**Aim**
Work out how many lines of the records hold the string "часть", and reply with that number alone.

-------- Dataset records --------

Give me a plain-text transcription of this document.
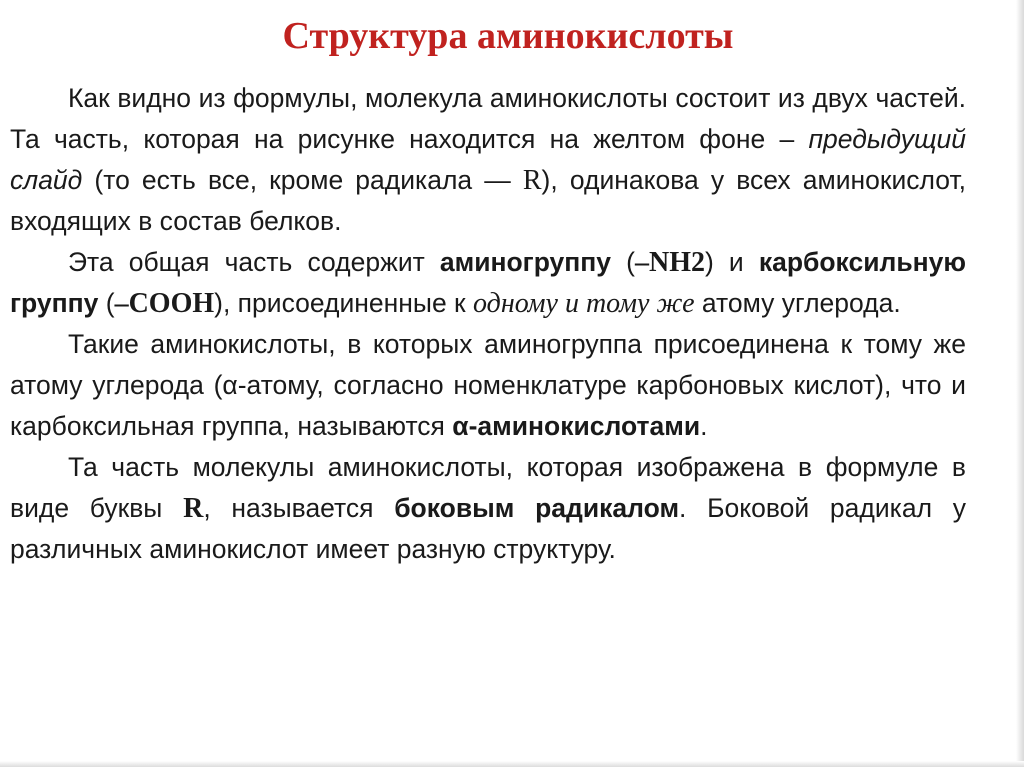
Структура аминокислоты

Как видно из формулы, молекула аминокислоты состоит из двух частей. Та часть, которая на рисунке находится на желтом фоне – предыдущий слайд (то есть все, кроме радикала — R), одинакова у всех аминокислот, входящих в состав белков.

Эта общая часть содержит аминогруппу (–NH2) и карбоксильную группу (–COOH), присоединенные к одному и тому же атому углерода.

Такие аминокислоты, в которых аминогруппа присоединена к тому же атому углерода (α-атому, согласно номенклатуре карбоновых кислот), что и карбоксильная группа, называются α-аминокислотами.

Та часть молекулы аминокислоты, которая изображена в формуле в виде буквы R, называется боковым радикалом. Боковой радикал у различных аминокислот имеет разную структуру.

--------

**Exercise response**
3